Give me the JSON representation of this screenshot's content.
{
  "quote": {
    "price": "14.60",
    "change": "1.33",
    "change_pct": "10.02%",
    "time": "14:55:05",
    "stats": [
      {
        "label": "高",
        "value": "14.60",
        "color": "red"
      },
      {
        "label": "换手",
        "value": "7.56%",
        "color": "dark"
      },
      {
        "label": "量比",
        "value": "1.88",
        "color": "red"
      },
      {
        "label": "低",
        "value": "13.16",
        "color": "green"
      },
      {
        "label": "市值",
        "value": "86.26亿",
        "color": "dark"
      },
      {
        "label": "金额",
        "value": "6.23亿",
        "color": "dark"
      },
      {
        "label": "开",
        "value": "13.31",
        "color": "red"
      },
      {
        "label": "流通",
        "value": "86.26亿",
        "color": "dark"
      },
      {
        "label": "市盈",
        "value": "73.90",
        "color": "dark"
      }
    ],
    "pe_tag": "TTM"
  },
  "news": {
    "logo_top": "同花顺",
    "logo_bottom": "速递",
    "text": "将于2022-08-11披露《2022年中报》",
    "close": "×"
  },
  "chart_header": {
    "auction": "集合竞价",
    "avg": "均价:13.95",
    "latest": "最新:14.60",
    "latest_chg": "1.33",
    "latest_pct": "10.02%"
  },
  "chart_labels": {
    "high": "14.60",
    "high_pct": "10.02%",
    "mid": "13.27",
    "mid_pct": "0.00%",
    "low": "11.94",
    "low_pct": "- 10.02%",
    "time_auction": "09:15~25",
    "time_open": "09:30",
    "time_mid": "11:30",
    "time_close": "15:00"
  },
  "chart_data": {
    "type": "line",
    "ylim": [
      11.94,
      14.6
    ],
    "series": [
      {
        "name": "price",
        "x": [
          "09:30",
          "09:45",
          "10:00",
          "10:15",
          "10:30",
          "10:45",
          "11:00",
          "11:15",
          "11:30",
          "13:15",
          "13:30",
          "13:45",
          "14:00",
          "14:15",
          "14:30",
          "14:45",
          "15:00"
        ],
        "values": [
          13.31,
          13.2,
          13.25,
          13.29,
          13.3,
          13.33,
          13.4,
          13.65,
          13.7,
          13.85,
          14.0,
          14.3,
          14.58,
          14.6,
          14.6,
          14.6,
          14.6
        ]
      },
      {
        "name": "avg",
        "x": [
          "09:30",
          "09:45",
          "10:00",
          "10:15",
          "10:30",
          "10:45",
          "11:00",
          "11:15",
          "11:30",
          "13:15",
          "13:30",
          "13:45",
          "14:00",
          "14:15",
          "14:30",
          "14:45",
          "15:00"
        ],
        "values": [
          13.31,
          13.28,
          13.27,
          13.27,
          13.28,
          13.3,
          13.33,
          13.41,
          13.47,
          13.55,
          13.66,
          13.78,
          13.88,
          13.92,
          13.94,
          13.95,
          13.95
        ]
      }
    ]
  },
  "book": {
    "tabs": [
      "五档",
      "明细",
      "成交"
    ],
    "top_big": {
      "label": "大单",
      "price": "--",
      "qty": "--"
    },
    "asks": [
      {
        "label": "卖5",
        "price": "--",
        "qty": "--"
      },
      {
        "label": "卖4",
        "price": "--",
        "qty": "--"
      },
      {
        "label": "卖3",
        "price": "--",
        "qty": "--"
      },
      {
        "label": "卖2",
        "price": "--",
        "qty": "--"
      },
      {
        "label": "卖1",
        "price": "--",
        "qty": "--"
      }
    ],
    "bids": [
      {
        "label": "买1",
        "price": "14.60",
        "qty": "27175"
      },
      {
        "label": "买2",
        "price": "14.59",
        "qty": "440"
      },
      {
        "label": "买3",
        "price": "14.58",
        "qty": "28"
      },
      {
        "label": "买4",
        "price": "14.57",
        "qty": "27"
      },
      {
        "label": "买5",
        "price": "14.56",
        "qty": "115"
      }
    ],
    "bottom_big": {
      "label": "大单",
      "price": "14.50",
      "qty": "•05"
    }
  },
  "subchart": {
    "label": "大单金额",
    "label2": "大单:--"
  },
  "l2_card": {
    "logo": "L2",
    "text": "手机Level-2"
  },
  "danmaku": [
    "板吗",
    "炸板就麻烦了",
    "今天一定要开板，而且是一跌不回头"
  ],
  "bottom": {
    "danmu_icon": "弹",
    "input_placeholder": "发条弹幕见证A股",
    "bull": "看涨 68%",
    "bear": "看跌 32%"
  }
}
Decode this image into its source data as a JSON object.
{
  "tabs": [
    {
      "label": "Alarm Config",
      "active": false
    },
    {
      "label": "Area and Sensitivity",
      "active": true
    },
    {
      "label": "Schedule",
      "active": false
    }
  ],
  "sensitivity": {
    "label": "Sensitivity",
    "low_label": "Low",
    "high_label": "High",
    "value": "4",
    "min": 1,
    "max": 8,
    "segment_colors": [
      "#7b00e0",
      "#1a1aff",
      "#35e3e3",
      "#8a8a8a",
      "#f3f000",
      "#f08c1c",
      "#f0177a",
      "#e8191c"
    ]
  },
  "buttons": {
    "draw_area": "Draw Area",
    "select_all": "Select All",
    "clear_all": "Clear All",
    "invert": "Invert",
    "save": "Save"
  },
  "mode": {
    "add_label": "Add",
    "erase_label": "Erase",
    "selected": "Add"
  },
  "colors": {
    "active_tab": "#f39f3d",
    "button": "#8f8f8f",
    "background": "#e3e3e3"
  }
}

■ **Exercise goal**: Take the data above and return it exactly.

■ **Problem solution**:
Give me the JSON representation of this screenshot's content.
{
  "quote": {
    "price": "14.60",
    "change": "1.33",
    "change_pct": "10.02%",
    "time": "14:55:05",
    "stats": [
      {
        "label": "高",
        "value": "14.60",
        "color": "red"
      },
      {
        "label": "换手",
        "value": "7.56%",
        "color": "dark"
      },
      {
        "label": "量比",
        "value": "1.88",
        "color": "red"
      },
      {
        "label": "低",
        "value": "13.16",
        "color": "green"
      },
      {
        "label": "市值",
        "value": "86.26亿",
        "color": "dark"
      },
      {
        "label": "金额",
        "value": "6.23亿",
        "color": "dark"
      },
      {
        "label": "开",
        "value": "13.31",
        "color": "red"
      },
      {
        "label": "流通",
        "value": "86.26亿",
        "color": "dark"
      },
      {
        "label": "市盈",
        "value": "73.90",
        "color": "dark"
      }
    ],
    "pe_tag": "TTM"
  },
  "news": {
    "logo_top": "同花顺",
    "logo_bottom": "速递",
    "text": "将于2022-08-11披露《2022年中报》",
    "close": "×"
  },
  "chart_header": {
    "auction": "集合竞价",
    "avg": "均价:13.95",
    "latest": "最新:14.60",
    "latest_chg": "1.33",
    "latest_pct": "10.02%"
  },
  "chart_labels": {
    "high": "14.60",
    "high_pct": "10.02%",
    "mid": "13.27",
    "mid_pct": "0.00%",
    "low": "11.94",
    "low_pct": "- 10.02%",
    "time_auction": "09:15~25",
    "time_open": "09:30",
    "time_mid": "11:30",
    "time_close": "15:00"
  },
  "chart_data": {
    "type": "line",
    "ylim": [
      11.94,
      14.6
    ],
    "series": [
      {
        "name": "price",
        "x": [
          "09:30",
          "09:45",
          "10:00",
          "10:15",
          "10:30",
          "10:45",
          "11:00",
          "11:15",
          "11:30",
          "13:15",
          "13:30",
          "13:45",
          "14:00",
          "14:15",
          "14:30",
          "14:45",
          "15:00"
        ],
        "values": [
          13.31,
          13.2,
          13.25,
          13.29,
          13.3,
          13.33,
          13.4,
          13.65,
          13.7,
          13.85,
          14.0,
          14.3,
          14.58,
          14.6,
          14.6,
          14.6,
          14.6
        ]
      },
      {
        "name": "avg",
        "x": [
          "09:30",
          "09:45",
          "10:00",
          "10:15",
          "10:30",
          "10:45",
          "11:00",
          "11:15",
          "11:30",
          "13:15",
          "13:30",
          "13:45",
          "14:00",
          "14:15",
          "14:30",
          "14:45",
          "15:00"
        ],
        "values": [
          13.31,
          13.28,
          13.27,
          13.27,
          13.28,
          13.3,
          13.33,
          13.41,
          13.47,
          13.55,
          13.66,
          13.78,
          13.88,
          13.92,
          13.94,
          13.95,
          13.95
        ]
      }
    ]
  },
  "book": {
    "tabs": [
      "五档",
      "明细",
      "成交"
    ],
    "top_big": {
      "label": "大单",
      "price": "--",
      "qty": "--"
    },
    "asks": [
      {
        "label": "卖5",
        "price": "--",
        "qty": "--"
      },
      {
        "label": "卖4",
        "price": "--",
        "qty": "--"
      },
      {
        "label": "卖3",
        "price": "--",
        "qty": "--"
      },
      {
        "label": "卖2",
        "price": "--",
        "qty": "--"
      },
      {
        "label": "卖1",
        "price": "--",
        "qty": "--"
      }
    ],
    "bids": [
      {
        "label": "买1",
        "price": "14.60",
        "qty": "27175"
      },
      {
        "label": "买2",
        "price": "14.59",
        "qty": "440"
      },
      {
        "label": "买3",
        "price": "14.58",
        "qty": "28"
      },
      {
        "label": "买4",
        "price": "14.57",
        "qty": "27"
      },
      {
        "label": "买5",
        "price": "14.56",
        "qty": "115"
      }
    ],
    "bottom_big": {
      "label": "大单",
      "price": "14.50",
      "qty": "•05"
    }
  },
  "subchart": {
    "label": "大单金额",
    "label2": "大单:--"
  },
  "l2_card": {
    "logo": "L2",
    "text": "手机Level-2"
  },
  "danmaku": [
    "板吗",
    "炸板就麻烦了",
    "今天一定要开板，而且是一跌不回头"
  ],
  "bottom": {
    "danmu_icon": "弹",
    "input_placeholder": "发条弹幕见证A股",
    "bull": "看涨 68%",
    "bear": "看跌 32%"
  }
}
Decode this image into its source data as a JSON object.
{
  "tabs": [
    {
      "label": "Alarm Config",
      "active": false
    },
    {
      "label": "Area and Sensitivity",
      "active": true
    },
    {
      "label": "Schedule",
      "active": false
    }
  ],
  "sensitivity": {
    "label": "Sensitivity",
    "low_label": "Low",
    "high_label": "High",
    "value": "4",
    "min": 1,
    "max": 8,
    "segment_colors": [
      "#7b00e0",
      "#1a1aff",
      "#35e3e3",
      "#8a8a8a",
      "#f3f000",
      "#f08c1c",
      "#f0177a",
      "#e8191c"
    ]
  },
  "buttons": {
    "draw_area": "Draw Area",
    "select_all": "Select All",
    "clear_all": "Clear All",
    "invert": "Invert",
    "save": "Save"
  },
  "mode": {
    "add_label": "Add",
    "erase_label": "Erase",
    "selected": "Add"
  },
  "colors": {
    "active_tab": "#f39f3d",
    "button": "#8f8f8f",
    "background": "#e3e3e3"
  }
}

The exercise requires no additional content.